◆ WHAT TO DO
Look through the listing below and report how many lines contain "inflation", as a bare number.

◆ DATA IN THIS EXERCISE
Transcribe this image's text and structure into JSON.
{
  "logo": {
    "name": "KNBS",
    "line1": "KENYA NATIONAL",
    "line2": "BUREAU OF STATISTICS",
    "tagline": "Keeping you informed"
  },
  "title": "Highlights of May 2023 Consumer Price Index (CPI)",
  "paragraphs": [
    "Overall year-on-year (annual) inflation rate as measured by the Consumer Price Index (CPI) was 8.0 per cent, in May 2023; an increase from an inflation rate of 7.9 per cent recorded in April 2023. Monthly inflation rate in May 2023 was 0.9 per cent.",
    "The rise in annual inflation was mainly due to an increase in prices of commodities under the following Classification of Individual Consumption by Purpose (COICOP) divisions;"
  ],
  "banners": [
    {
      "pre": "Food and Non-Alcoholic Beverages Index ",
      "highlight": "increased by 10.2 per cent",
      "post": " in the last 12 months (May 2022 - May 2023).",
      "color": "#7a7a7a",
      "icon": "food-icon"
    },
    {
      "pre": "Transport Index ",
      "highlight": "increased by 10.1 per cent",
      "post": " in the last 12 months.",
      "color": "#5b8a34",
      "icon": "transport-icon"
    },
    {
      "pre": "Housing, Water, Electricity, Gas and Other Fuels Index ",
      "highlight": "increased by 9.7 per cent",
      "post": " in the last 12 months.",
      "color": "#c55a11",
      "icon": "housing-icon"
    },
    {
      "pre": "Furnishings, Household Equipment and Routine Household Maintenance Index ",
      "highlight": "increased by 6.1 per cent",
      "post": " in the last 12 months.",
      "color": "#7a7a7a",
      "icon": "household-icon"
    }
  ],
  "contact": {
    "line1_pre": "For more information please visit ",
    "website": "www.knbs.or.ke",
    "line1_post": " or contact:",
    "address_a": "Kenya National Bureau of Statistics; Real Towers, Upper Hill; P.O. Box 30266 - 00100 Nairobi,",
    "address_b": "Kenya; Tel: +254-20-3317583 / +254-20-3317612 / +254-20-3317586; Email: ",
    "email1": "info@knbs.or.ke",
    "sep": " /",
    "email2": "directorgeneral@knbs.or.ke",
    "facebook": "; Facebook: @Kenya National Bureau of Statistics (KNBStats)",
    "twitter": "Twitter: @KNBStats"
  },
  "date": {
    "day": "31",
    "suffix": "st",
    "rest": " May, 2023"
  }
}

◆ WRITTEN SOLUTION
2